- AIM: Transcribe each record exactly. Include every one.

######

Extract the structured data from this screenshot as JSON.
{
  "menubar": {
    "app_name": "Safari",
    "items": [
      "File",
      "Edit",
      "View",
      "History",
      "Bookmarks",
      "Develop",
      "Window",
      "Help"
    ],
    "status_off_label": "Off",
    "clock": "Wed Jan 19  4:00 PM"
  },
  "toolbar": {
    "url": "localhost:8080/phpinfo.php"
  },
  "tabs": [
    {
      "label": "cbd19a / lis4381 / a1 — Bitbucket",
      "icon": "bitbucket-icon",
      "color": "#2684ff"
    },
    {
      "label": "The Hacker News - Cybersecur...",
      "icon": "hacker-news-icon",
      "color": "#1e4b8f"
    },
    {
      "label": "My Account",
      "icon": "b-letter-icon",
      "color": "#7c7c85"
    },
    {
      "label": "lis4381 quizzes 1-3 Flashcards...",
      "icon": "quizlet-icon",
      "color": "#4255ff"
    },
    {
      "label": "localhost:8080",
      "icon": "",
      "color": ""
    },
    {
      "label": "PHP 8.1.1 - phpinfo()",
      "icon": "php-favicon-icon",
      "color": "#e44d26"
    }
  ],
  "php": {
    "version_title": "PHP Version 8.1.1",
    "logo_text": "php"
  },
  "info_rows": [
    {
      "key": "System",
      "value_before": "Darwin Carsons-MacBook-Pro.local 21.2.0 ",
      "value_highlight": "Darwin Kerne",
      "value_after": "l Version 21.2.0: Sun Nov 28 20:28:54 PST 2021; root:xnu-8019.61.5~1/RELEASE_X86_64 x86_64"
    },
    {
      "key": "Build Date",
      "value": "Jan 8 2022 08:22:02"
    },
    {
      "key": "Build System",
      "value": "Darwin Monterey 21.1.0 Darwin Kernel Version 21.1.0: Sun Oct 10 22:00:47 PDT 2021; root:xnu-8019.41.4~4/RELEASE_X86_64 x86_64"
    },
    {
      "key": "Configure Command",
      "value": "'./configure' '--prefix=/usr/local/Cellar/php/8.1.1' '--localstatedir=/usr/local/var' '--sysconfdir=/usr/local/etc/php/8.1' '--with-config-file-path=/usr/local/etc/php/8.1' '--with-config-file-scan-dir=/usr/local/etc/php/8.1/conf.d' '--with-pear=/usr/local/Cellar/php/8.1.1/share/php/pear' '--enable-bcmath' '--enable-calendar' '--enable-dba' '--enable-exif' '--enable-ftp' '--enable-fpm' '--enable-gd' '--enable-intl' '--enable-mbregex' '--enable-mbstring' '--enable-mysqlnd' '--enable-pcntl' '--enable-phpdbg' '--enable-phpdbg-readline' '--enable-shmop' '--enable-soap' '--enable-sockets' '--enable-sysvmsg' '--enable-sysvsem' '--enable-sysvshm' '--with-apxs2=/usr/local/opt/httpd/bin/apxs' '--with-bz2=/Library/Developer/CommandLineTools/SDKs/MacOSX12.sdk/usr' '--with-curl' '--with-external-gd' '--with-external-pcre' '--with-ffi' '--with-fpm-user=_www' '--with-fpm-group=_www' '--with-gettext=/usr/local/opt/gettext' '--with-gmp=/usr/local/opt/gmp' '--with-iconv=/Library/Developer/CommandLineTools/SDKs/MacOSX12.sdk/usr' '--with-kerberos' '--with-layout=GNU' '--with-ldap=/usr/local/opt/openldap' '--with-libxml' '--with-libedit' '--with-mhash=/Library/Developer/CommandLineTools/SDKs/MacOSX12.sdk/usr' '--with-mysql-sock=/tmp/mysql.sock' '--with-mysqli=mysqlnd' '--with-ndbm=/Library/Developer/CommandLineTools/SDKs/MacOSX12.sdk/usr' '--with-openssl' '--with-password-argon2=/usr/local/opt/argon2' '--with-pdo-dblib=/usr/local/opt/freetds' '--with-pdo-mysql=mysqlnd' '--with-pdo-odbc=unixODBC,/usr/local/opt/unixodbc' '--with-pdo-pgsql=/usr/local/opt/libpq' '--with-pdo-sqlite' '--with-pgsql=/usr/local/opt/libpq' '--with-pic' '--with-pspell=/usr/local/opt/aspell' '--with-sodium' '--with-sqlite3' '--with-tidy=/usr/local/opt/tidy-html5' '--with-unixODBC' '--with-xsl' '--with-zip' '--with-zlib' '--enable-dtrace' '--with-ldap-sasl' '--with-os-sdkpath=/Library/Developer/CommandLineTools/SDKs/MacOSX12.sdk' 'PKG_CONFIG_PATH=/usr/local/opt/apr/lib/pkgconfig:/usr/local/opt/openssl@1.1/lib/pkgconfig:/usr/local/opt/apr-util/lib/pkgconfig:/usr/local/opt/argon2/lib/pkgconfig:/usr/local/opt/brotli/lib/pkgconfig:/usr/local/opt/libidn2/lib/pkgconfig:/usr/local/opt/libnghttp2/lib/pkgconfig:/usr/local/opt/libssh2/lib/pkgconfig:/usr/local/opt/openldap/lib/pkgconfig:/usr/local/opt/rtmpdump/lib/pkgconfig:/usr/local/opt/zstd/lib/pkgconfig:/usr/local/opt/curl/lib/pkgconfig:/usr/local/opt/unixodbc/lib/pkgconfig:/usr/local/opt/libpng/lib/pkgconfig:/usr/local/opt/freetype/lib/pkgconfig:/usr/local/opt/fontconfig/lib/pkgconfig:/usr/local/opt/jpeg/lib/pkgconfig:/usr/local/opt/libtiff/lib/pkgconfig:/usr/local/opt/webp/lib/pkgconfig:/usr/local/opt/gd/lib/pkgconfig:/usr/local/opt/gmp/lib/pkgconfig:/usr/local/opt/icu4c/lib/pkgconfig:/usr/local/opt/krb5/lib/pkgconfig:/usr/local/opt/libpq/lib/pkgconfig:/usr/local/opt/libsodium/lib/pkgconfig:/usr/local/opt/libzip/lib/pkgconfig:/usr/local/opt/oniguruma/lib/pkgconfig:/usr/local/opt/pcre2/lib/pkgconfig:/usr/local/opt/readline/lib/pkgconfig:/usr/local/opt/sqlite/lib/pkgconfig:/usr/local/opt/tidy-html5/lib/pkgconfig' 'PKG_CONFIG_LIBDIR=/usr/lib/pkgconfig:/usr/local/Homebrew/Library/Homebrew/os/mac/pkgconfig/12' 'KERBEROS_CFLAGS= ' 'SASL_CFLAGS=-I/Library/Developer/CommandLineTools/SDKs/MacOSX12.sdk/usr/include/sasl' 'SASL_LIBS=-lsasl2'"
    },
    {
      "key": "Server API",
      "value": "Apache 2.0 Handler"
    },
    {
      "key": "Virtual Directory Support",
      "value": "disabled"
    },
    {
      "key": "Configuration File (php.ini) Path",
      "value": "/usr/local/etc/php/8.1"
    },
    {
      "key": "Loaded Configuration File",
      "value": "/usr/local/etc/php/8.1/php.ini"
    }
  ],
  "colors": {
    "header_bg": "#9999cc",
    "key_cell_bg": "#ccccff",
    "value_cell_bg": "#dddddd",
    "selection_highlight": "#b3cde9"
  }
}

######

- WRITTEN SOLUTION:
Extract the structured data from this screenshot as JSON.
{
  "menubar": {
    "app_name": "Safari",
    "items": [
      "File",
      "Edit",
      "View",
      "History",
      "Bookmarks",
      "Develop",
      "Window",
      "Help"
    ],
    "status_off_label": "Off",
    "clock": "Wed Jan 19  4:00 PM"
  },
  "toolbar": {
    "url": "localhost:8080/phpinfo.php"
  },
  "tabs": [
    {
      "label": "cbd19a / lis4381 / a1 — Bitbucket",
      "icon": "bitbucket-icon",
      "color": "#2684ff"
    },
    {
      "label": "The Hacker News - Cybersecur...",
      "icon": "hacker-news-icon",
      "color": "#1e4b8f"
    },
    {
      "label": "My Account",
      "icon": "b-letter-icon",
      "color": "#7c7c85"
    },
    {
      "label": "lis4381 quizzes 1-3 Flashcards...",
      "icon": "quizlet-icon",
      "color": "#4255ff"
    },
    {
      "label": "localhost:8080",
      "icon": "",
      "color": ""
    },
    {
      "label": "PHP 8.1.1 - phpinfo()",
      "icon": "php-favicon-icon",
      "color": "#e44d26"
    }
  ],
  "php": {
    "version_title": "PHP Version 8.1.1",
    "logo_text": "php"
  },
  "info_rows": [
    {
      "key": "System",
      "value_before": "Darwin Carsons-MacBook-Pro.local 21.2.0 ",
      "value_highlight": "Darwin Kerne",
      "value_after": "l Version 21.2.0: Sun Nov 28 20:28:54 PST 2021; root:xnu-8019.61.5~1/RELEASE_X86_64 x86_64"
    },
    {
      "key": "Build Date",
      "value": "Jan 8 2022 08:22:02"
    },
    {
      "key": "Build System",
      "value": "Darwin Monterey 21.1.0 Darwin Kernel Version 21.1.0: Sun Oct 10 22:00:47 PDT 2021; root:xnu-8019.41.4~4/RELEASE_X86_64 x86_64"
    },
    {
      "key": "Configure Command",
      "value": "'./configure' '--prefix=/usr/local/Cellar/php/8.1.1' '--localstatedir=/usr/local/var' '--sysconfdir=/usr/local/etc/php/8.1' '--with-config-file-path=/usr/local/etc/php/8.1' '--with-config-file-scan-dir=/usr/local/etc/php/8.1/conf.d' '--with-pear=/usr/local/Cellar/php/8.1.1/share/php/pear' '--enable-bcmath' '--enable-calendar' '--enable-dba' '--enable-exif' '--enable-ftp' '--enable-fpm' '--enable-gd' '--enable-intl' '--enable-mbregex' '--enable-mbstring' '--enable-mysqlnd' '--enable-pcntl' '--enable-phpdbg' '--enable-phpdbg-readline' '--enable-shmop' '--enable-soap' '--enable-sockets' '--enable-sysvmsg' '--enable-sysvsem' '--enable-sysvshm' '--with-apxs2=/usr/local/opt/httpd/bin/apxs' '--with-bz2=/Library/Developer/CommandLineTools/SDKs/MacOSX12.sdk/usr' '--with-curl' '--with-external-gd' '--with-external-pcre' '--with-ffi' '--with-fpm-user=_www' '--with-fpm-group=_www' '--with-gettext=/usr/local/opt/gettext' '--with-gmp=/usr/local/opt/gmp' '--with-iconv=/Library/Developer/CommandLineTools/SDKs/MacOSX12.sdk/usr' '--with-kerberos' '--with-layout=GNU' '--with-ldap=/usr/local/opt/openldap' '--with-libxml' '--with-libedit' '--with-mhash=/Library/Developer/CommandLineTools/SDKs/MacOSX12.sdk/usr' '--with-mysql-sock=/tmp/mysql.sock' '--with-mysqli=mysqlnd' '--with-ndbm=/Library/Developer/CommandLineTools/SDKs/MacOSX12.sdk/usr' '--with-openssl' '--with-password-argon2=/usr/local/opt/argon2' '--with-pdo-dblib=/usr/local/opt/freetds' '--with-pdo-mysql=mysqlnd' '--with-pdo-odbc=unixODBC,/usr/local/opt/unixodbc' '--with-pdo-pgsql=/usr/local/opt/libpq' '--with-pdo-sqlite' '--with-pgsql=/usr/local/opt/libpq' '--with-pic' '--with-pspell=/usr/local/opt/aspell' '--with-sodium' '--with-sqlite3' '--with-tidy=/usr/local/opt/tidy-html5' '--with-unixODBC' '--with-xsl' '--with-zip' '--with-zlib' '--enable-dtrace' '--with-ldap-sasl' '--with-os-sdkpath=/Library/Developer/CommandLineTools/SDKs/MacOSX12.sdk' 'PKG_CONFIG_PATH=/usr/local/opt/apr/lib/pkgconfig:/usr/local/opt/openssl@1.1/lib/pkgconfig:/usr/local/opt/apr-util/lib/pkgconfig:/usr/local/opt/argon2/lib/pkgconfig:/usr/local/opt/brotli/lib/pkgconfig:/usr/local/opt/libidn2/lib/pkgconfig:/usr/local/opt/libnghttp2/lib/pkgconfig:/usr/local/opt/libssh2/lib/pkgconfig:/usr/local/opt/openldap/lib/pkgconfig:/usr/local/opt/rtmpdump/lib/pkgconfig:/usr/local/opt/zstd/lib/pkgconfig:/usr/local/opt/curl/lib/pkgconfig:/usr/local/opt/unixodbc/lib/pkgconfig:/usr/local/opt/libpng/lib/pkgconfig:/usr/local/opt/freetype/lib/pkgconfig:/usr/local/opt/fontconfig/lib/pkgconfig:/usr/local/opt/jpeg/lib/pkgconfig:/usr/local/opt/libtiff/lib/pkgconfig:/usr/local/opt/webp/lib/pkgconfig:/usr/local/opt/gd/lib/pkgconfig:/usr/local/opt/gmp/lib/pkgconfig:/usr/local/opt/icu4c/lib/pkgconfig:/usr/local/opt/krb5/lib/pkgconfig:/usr/local/opt/libpq/lib/pkgconfig:/usr/local/opt/libsodium/lib/pkgconfig:/usr/local/opt/libzip/lib/pkgconfig:/usr/local/opt/oniguruma/lib/pkgconfig:/usr/local/opt/pcre2/lib/pkgconfig:/usr/local/opt/readline/lib/pkgconfig:/usr/local/opt/sqlite/lib/pkgconfig:/usr/local/opt/tidy-html5/lib/pkgconfig' 'PKG_CONFIG_LIBDIR=/usr/lib/pkgconfig:/usr/local/Homebrew/Library/Homebrew/os/mac/pkgconfig/12' 'KERBEROS_CFLAGS= ' 'SASL_CFLAGS=-I/Library/Developer/CommandLineTools/SDKs/MacOSX12.sdk/usr/include/sasl' 'SASL_LIBS=-lsasl2'"
    },
    {
      "key": "Server API",
      "value": "Apache 2.0 Handler"
    },
    {
      "key": "Virtual Directory Support",
      "value": "disabled"
    },
    {
      "key": "Configuration File (php.ini) Path",
      "value": "/usr/local/etc/php/8.1"
    },
    {
      "key": "Loaded Configuration File",
      "value": "/usr/local/etc/php/8.1/php.ini"
    }
  ],
  "colors": {
    "header_bg": "#9999cc",
    "key_cell_bg": "#ccccff",
    "value_cell_bg": "#dddddd",
    "selection_highlight": "#b3cde9"
  }
}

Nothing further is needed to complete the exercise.